--- begin Quoted text ---

Reading a line from a file

  • Thread starter Joona I Palaste
  • Start date
D

Dan Pop

In said:
Colin JN Breame said:
Hi,

Fairly new to C. What is the best way to read a line (\n terminated) from
a file? Ive looked at fscanf but was not sure which format specifier to
use. (%s perhaps).

Thanks
Colin

If you're going to use fscanf() to read '\n'-terminated lines from a
file and store the whole line to a single buffer, use the %[
conversion specifier:

char buff[101];
FILE *infile;
...
fscanf (infile, "%100[^\n]%*[^\n]%*c", buff);

The conversion specifier "%100[\n]" means "read characters until we
see EOF, a newline character ('\n'), or until we've read 100
characters, and assign them to buff." The conversion specifier
"%*[^\n]" means "read characters until we see EOF or a newline and
throw them away." This conversion specifier is there in case the
input line is longer than our expected maximum line length, and gives
us a way to remove those extra characters from the input buffer. The
"%*c" conversion specifier means "read the next character (which
should be the newline) and throw it away."

What happens if the user types 100 or less characters followed by a
newline?

What happens if the user simply types the newline character?

What happens if the user presses the eof key instead?

Your example is mishandling all these cases (well, the last one can still
be detected with an feof() call, but it's rather ugly).

Dan
 
C

Colin JN Breame

Colin JN Breame said:
Hi,

Fairly new to C. What is the best way to read a line (\n terminated)
from a file? Ive looked at fscanf but was not sure which format
specifier to use. (%s perhaps).

Thanks
Colin

If you're going to use fscanf() to read '\n'-terminated lines from a file
and store the whole line to a single buffer, use the %[ conversion
specifier:

char buff[101];
FILE *infile;
...

--- end Quoted text ---

**Problems:**
• A. Answer these about the thread on reading a line from a file:
(i) Which format specifier did the original poster guess might work with fscanf?
(ii) What does the "%*c" conversion specifier do, according to the explanation quoted in the thread?
(iii) In the post signed "Dan", which function call can still detect the last of the three cases he raises?
• B. Render everything in the records from the line containing "ascii-num-cell: 94: [943, 390, 999, 411]" down to the line containing "ascii-char-cell: ,: [683, 348, 734, 369]" as a JSON list of strings, one string per line, leaving out blank lines.

--- begin Data excerpts ---

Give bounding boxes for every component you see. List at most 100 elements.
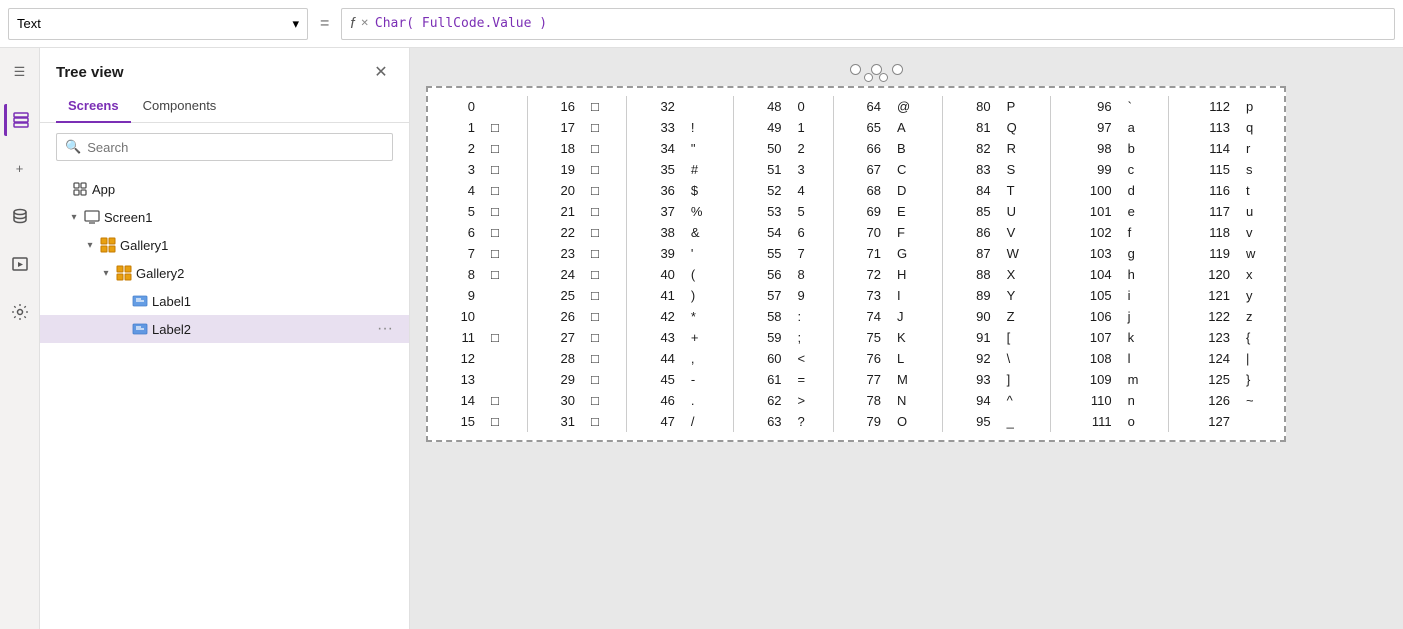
ascii-num-cell: 94: [943, 390, 999, 411]
ascii-char-cell: □: [583, 306, 627, 327]
app-label: App: [92, 182, 393, 197]
search-input[interactable]: [87, 140, 384, 155]
handle-circle-3[interactable]: [892, 64, 903, 75]
ascii-char-cell: j: [1120, 306, 1169, 327]
table-row: 14□30□46.62>78N94^110n126~: [428, 390, 1284, 411]
sidebar-settings-icon[interactable]: [4, 296, 36, 328]
top-bar: Text ▾ = f ✕ Char( FullCode.Value ): [0, 0, 1403, 48]
ascii-char-cell: ': [683, 243, 734, 264]
equals-sign: =: [316, 15, 333, 33]
ascii-num-cell: 117: [1169, 201, 1238, 222]
ascii-char-cell: b: [1120, 138, 1169, 159]
formula-bar[interactable]: f ✕ Char( FullCode.Value ): [341, 8, 1395, 40]
table-row: 8□24□40(56872H88X104h120x: [428, 264, 1284, 285]
ascii-char-cell: □: [583, 201, 627, 222]
ascii-char-cell: 2: [790, 138, 834, 159]
tree-item-label2[interactable]: Label2 ···: [40, 315, 409, 343]
property-dropdown[interactable]: Text ▾: [8, 8, 308, 40]
ascii-num-cell: 90: [943, 306, 999, 327]
sidebar-layers-icon[interactable]: [4, 104, 36, 136]
ascii-char-cell: M: [889, 369, 943, 390]
sidebar-plus-icon[interactable]: +: [4, 152, 36, 184]
ascii-char-cell: L: [889, 348, 943, 369]
ascii-num-cell: 119: [1169, 243, 1238, 264]
ascii-num-cell: 122: [1169, 306, 1238, 327]
gallery1-icon: [100, 237, 116, 254]
ascii-num-cell: 6: [428, 222, 483, 243]
tab-screens[interactable]: Screens: [56, 92, 131, 123]
ascii-char-cell: J: [889, 306, 943, 327]
ascii-num-cell: 88: [943, 264, 999, 285]
ascii-char-cell: ,: [683, 348, 734, 369]
ascii-num-cell: 22: [527, 222, 583, 243]
sidebar-database-icon[interactable]: [4, 200, 36, 232]
ascii-char-cell: .: [683, 390, 734, 411]
ascii-num-cell: 38: [627, 222, 683, 243]
ascii-char-cell: l: [1120, 348, 1169, 369]
tree-tabs: Screens Components: [40, 92, 409, 123]
dropdown-chevron-icon: ▾: [292, 16, 299, 32]
ascii-char-cell: A: [889, 117, 943, 138]
sidebar-hamburger-icon[interactable]: ☰: [4, 56, 36, 88]
ascii-num-cell: 27: [527, 327, 583, 348]
tree-item-screen1[interactable]: ▾ Screen1: [40, 203, 409, 231]
ascii-char-cell: }: [1238, 369, 1284, 390]
ascii-char-cell: [: [999, 327, 1051, 348]
tree-item-label1[interactable]: Label1: [40, 287, 409, 315]
ascii-char-cell: =: [790, 369, 834, 390]
ascii-num-cell: 75: [833, 327, 889, 348]
ascii-char-cell: T: [999, 180, 1051, 201]
ascii-num-cell: 105: [1051, 285, 1120, 306]
search-icon: 🔍: [65, 139, 81, 155]
tree-item-gallery1[interactable]: ▾ Gallery1: [40, 231, 409, 259]
ascii-char-cell: □: [583, 180, 627, 201]
ascii-num-cell: 85: [943, 201, 999, 222]
handle-inner-1[interactable]: [864, 73, 873, 82]
ascii-num-cell: 106: [1051, 306, 1120, 327]
handle-inner-2[interactable]: [879, 73, 888, 82]
tree-item-gallery2[interactable]: ▾ Gallery2: [40, 259, 409, 287]
ascii-num-cell: 57: [734, 285, 790, 306]
ascii-char-cell: @: [889, 96, 943, 117]
table-row: 925□41)57973I89Y105i121y: [428, 285, 1284, 306]
handle-circle-1[interactable]: [850, 64, 861, 75]
ascii-char-cell: 1: [790, 117, 834, 138]
table-row: 5□21□37%53569E85U101e117u: [428, 201, 1284, 222]
ascii-num-cell: 112: [1169, 96, 1238, 117]
ascii-num-cell: 46: [627, 390, 683, 411]
ascii-char-cell: \: [999, 348, 1051, 369]
ascii-char-cell: `: [1120, 96, 1169, 117]
sidebar-media-icon[interactable]: [4, 248, 36, 280]
ascii-char-cell: /: [683, 411, 734, 432]
tree-item-app[interactable]: App: [40, 175, 409, 203]
ascii-char-cell: ^: [999, 390, 1051, 411]
tree-header: Tree view ✕: [40, 48, 409, 92]
ascii-char-cell: □: [583, 348, 627, 369]
canvas-area[interactable]: 016□3248064@80P96`112p1□17□33!49165A81Q9…: [410, 48, 1403, 629]
ascii-char-cell: [483, 96, 527, 117]
ascii-char-cell: W: [999, 243, 1051, 264]
ascii-char-cell: #: [683, 159, 734, 180]
tab-components[interactable]: Components: [131, 92, 229, 123]
ascii-num-cell: 11: [428, 327, 483, 348]
ascii-char-cell: □: [583, 369, 627, 390]
tree-more-button[interactable]: ···: [377, 320, 393, 338]
ascii-char-cell: s: [1238, 159, 1284, 180]
ascii-num-cell: 39: [627, 243, 683, 264]
main-area: ☰ +: [0, 48, 1403, 629]
ascii-num-cell: 61: [734, 369, 790, 390]
ascii-num-cell: 84: [943, 180, 999, 201]
ascii-num-cell: 3: [428, 159, 483, 180]
ascii-num-cell: 66: [833, 138, 889, 159]
ascii-num-cell: 102: [1051, 222, 1120, 243]
tree-close-button[interactable]: ✕: [369, 60, 393, 84]
ascii-char-cell: c: [1120, 159, 1169, 180]
ascii-char-cell: ~: [1238, 390, 1284, 411]
ascii-char-cell: U: [999, 201, 1051, 222]
ascii-char-cell: e: [1120, 201, 1169, 222]
ascii-char-cell: □: [583, 222, 627, 243]
ascii-char-cell: [483, 306, 527, 327]
ascii-num-cell: 45: [627, 369, 683, 390]
ascii-char-cell: f: [1120, 222, 1169, 243]
ascii-char-cell: X: [999, 264, 1051, 285]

--- end Data excerpts ---

**Responses in order:**
• A.
(i) %s
(ii) It reads the next character, which should be the newline, and throws it away.
(iii) feof()

• B.
[
  "ascii-num-cell: 94: [943, 390, 999, 411]",
  "ascii-char-cell: □: [583, 306, 627, 327]",
  "app-label: App: [92, 182, 393, 197]",
  "search-input[interactable]: [87, 140, 384, 155]",
  "handle-circle-3[interactable]: [892, 64, 903, 75]",
  "ascii-char-cell: j: [1120, 306, 1169, 327]",
  "table-row: 14□30□46.62>78N94^110n126~: [428, 390, 1284, 411]",
  "sidebar-settings-icon[interactable]: [4, 296, 36, 328]",
  "top-bar: Text ▾ = f ✕ Char( FullCode.Value ): [0, 0, 1403, 48]",
  "ascii-char-cell: ': [683, 243, 734, 264]",
  "equals-sign: =: [316, 15, 333, 33]",
  "ascii-num-cell: 117: [1169, 201, 1238, 222]",
  "ascii-char-cell: b: [1120, 138, 1169, 159]",
  "formula-bar[interactable]: f ✕ Char( FullCode.Value ): [341, 8, 1395, 40]",
  "table-row: 8□24□40(56872H88X104h120x: [428, 264, 1284, 285]",
  "ascii-char-cell: □: [583, 201, 627, 222]",
  "ascii-char-cell: 2: [790, 138, 834, 159]",
  "tree-item-label2[interactable]: Label2 ···: [40, 315, 409, 343]",
  "property-dropdown[interactable]: Text ▾: [8, 8, 308, 40]",
  "ascii-num-cell: 90: [943, 306, 999, 327]",
  "sidebar-layers-icon[interactable]: [4, 104, 36, 136]",
  "ascii-char-cell: M: [889, 369, 943, 390]",
  "sidebar-plus-icon[interactable]: +: [4, 152, 36, 184]",
  "ascii-char-cell: L: [889, 348, 943, 369]",
  "ascii-num-cell: 119: [1169, 243, 1238, 264]",
  "ascii-num-cell: 122: [1169, 306, 1238, 327]",
  "gallery1-icon: [100, 237, 116, 254]",
  "ascii-num-cell: 6: [428, 222, 483, 243]",
  "tab-screens[interactable]: Screens: [56, 92, 131, 123]",
  "ascii-char-cell: J: [889, 306, 943, 327]",
  "ascii-num-cell: 88: [943, 264, 999, 285]",
  "ascii-char-cell: ,: [683, 348, 734, 369]"
]